● Directions
Say how many lines include the word "JSON". Reply with nothing but the number.

● Extracted data
■ ■ ■ ■ ■
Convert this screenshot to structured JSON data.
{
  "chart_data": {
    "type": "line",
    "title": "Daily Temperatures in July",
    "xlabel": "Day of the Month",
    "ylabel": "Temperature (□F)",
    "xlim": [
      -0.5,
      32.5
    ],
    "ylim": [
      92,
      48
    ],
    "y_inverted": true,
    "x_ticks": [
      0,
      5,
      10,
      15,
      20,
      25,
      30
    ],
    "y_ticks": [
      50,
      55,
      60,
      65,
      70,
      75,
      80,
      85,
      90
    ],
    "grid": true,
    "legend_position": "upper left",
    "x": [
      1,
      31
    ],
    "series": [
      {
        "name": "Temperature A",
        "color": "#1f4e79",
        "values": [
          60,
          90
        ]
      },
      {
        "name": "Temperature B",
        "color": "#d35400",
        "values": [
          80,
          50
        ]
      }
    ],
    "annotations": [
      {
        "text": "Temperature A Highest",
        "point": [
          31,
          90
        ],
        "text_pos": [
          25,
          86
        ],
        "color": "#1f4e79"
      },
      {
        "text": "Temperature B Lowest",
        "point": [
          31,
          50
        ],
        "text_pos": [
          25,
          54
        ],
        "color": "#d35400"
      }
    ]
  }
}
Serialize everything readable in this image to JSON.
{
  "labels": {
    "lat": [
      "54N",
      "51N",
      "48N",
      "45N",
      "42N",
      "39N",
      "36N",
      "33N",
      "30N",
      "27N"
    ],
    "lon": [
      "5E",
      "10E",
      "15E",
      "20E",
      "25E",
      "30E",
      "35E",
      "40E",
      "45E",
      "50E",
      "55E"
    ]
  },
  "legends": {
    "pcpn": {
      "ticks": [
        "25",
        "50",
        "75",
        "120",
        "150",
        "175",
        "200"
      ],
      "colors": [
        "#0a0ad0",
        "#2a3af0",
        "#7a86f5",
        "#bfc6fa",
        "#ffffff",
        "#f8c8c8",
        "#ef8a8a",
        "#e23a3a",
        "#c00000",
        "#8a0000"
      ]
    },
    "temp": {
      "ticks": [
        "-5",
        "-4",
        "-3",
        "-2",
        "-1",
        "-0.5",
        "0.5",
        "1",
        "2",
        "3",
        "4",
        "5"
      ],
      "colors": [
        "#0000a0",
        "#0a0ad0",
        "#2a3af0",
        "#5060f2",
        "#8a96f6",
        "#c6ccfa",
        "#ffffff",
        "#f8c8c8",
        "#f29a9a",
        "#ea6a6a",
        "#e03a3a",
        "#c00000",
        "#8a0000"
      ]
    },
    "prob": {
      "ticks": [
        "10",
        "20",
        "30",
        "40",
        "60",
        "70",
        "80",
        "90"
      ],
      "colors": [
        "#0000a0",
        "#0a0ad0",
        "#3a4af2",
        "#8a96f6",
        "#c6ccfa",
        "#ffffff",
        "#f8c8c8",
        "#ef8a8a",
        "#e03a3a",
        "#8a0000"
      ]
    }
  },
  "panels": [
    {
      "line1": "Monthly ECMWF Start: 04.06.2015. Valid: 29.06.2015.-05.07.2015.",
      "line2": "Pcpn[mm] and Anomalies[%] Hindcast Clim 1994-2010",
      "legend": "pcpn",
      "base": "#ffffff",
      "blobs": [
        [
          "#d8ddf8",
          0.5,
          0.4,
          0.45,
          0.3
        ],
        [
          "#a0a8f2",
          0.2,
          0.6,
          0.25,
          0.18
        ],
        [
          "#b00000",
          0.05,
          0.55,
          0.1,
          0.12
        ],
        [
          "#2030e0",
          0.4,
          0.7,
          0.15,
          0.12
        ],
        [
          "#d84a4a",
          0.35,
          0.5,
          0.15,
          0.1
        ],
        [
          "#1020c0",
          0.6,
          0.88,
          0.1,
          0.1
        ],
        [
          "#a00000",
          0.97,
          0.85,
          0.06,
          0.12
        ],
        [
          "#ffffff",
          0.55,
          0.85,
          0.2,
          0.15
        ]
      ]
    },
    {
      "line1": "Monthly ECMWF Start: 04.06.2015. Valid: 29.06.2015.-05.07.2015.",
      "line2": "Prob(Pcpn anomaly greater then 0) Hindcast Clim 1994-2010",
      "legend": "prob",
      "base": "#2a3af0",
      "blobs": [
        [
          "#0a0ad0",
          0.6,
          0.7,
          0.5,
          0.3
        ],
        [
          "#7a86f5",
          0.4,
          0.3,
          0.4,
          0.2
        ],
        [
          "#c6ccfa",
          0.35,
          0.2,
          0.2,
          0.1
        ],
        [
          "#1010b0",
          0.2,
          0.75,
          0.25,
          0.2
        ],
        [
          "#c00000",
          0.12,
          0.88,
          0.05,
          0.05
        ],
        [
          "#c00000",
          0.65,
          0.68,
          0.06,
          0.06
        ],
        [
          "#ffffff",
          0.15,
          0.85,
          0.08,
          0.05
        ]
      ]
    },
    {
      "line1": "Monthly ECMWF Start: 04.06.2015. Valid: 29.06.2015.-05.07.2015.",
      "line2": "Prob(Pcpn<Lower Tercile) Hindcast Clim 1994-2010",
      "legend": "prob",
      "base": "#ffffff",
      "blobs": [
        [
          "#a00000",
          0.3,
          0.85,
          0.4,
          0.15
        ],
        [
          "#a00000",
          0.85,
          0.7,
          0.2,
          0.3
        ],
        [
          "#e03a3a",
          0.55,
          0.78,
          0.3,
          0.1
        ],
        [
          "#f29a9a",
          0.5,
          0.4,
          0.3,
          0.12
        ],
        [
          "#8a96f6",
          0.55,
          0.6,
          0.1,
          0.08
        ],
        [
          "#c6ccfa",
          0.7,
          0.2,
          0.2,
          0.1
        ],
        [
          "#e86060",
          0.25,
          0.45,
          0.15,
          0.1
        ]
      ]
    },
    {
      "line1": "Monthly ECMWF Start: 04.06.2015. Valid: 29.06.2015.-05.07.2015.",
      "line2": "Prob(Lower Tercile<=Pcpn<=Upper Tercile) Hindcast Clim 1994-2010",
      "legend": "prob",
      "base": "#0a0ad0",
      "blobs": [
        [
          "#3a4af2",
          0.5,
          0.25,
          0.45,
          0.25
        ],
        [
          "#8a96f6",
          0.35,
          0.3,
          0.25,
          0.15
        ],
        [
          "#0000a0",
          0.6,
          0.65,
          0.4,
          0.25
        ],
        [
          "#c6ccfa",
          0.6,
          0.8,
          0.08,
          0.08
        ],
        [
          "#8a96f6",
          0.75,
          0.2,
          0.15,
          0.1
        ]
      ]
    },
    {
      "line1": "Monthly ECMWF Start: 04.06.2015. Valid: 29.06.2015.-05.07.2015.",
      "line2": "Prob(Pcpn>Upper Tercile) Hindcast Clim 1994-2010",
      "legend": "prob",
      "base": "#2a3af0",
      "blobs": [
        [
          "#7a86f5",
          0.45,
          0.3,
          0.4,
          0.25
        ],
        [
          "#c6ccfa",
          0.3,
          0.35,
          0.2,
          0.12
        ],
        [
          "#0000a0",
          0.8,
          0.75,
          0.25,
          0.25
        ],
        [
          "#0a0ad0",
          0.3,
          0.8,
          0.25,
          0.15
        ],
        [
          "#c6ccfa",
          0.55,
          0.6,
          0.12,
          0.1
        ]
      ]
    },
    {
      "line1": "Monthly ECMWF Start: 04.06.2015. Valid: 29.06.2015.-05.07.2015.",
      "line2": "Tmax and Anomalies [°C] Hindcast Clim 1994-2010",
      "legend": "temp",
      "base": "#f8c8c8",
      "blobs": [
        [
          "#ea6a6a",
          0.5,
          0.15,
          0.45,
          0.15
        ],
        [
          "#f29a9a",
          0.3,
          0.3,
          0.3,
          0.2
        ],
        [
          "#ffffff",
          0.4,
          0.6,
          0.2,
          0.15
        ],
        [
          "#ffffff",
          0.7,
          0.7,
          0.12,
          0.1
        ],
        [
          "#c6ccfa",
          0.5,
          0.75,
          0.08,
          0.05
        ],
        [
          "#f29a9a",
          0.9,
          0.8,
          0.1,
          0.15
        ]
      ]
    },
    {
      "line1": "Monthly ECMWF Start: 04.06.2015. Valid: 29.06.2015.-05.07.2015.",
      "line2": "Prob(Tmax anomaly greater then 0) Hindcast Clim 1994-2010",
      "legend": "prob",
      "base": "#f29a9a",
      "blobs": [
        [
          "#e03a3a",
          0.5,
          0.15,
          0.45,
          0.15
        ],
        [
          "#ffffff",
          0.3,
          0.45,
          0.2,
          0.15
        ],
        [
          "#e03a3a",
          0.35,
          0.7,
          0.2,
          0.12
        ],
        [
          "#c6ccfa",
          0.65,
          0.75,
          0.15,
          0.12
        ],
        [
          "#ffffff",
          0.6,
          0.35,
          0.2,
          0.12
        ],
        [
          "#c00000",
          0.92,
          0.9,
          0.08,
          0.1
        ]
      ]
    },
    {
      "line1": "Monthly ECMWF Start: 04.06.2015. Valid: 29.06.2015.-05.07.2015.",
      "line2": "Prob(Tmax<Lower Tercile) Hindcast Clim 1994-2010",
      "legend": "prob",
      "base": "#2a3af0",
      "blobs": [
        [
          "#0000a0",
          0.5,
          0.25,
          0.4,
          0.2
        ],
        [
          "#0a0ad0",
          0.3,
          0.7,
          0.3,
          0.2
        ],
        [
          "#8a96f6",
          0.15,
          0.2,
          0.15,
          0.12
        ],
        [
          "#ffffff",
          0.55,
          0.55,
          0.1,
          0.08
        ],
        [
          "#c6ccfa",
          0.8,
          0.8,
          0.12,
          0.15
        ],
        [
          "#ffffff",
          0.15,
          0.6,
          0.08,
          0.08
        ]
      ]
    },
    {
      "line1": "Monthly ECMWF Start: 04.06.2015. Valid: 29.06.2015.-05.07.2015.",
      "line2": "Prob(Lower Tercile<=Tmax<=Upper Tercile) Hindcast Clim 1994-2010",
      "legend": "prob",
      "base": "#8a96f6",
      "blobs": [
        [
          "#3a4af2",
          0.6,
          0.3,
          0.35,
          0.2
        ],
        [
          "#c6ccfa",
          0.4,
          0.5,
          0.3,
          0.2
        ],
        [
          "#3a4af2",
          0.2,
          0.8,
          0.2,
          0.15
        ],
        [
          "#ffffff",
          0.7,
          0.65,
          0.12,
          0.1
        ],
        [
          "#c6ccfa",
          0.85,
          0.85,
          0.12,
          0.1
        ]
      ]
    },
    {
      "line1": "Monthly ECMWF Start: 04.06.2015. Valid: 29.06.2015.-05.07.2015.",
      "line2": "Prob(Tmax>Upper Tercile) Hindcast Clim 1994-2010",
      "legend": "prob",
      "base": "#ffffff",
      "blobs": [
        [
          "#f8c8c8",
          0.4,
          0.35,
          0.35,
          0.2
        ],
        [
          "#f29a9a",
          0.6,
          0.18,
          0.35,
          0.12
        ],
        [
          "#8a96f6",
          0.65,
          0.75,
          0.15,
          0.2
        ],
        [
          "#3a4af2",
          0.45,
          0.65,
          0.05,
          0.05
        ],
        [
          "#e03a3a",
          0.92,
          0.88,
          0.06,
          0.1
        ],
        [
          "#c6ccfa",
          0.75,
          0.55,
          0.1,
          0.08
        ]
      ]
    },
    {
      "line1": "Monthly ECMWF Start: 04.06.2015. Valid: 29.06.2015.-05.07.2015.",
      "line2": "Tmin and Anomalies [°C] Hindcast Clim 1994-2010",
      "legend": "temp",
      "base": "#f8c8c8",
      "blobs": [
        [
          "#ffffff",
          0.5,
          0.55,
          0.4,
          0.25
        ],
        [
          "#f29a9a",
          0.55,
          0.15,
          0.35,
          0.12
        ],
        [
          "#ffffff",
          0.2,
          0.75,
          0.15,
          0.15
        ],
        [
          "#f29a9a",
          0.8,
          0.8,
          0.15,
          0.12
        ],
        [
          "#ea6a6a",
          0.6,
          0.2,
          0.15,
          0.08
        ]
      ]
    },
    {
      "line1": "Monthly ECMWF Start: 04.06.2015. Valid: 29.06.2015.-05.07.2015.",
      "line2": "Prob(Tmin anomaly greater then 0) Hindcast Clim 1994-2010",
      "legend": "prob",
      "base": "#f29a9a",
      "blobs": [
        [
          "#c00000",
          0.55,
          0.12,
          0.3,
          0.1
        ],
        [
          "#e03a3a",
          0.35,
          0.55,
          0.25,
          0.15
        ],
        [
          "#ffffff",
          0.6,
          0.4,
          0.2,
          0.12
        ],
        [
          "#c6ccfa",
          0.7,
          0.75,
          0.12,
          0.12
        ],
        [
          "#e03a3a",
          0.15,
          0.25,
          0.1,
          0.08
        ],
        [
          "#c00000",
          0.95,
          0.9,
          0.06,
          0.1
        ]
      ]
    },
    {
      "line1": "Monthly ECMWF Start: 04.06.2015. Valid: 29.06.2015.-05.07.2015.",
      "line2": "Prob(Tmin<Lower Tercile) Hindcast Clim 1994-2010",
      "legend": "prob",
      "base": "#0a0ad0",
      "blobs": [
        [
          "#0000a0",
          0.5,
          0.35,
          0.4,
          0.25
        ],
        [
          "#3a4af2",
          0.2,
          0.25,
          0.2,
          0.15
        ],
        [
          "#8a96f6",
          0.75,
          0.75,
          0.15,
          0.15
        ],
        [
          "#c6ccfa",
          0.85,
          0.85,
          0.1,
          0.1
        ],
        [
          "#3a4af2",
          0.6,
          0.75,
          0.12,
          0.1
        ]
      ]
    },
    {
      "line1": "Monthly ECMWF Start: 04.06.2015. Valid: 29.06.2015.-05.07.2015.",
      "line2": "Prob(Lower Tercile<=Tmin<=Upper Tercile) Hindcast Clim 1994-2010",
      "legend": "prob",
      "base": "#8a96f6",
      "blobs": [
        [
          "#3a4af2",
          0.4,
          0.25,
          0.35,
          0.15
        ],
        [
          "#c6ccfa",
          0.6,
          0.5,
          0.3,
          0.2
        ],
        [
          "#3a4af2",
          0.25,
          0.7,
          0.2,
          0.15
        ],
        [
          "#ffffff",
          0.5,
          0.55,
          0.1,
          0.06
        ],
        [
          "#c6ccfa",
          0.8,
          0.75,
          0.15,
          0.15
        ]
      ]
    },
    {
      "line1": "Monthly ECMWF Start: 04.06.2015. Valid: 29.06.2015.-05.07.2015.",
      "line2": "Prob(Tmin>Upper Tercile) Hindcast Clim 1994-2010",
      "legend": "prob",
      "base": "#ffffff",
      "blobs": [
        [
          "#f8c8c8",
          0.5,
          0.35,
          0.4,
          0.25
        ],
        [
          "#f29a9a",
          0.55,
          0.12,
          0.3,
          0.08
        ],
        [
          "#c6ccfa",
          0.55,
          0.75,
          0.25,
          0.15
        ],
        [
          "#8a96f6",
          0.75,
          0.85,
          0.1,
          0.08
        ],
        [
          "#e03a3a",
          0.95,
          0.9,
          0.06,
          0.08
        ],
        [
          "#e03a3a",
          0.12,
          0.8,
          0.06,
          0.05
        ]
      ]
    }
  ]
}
■ ■ ■ ■ ■
● Task response
2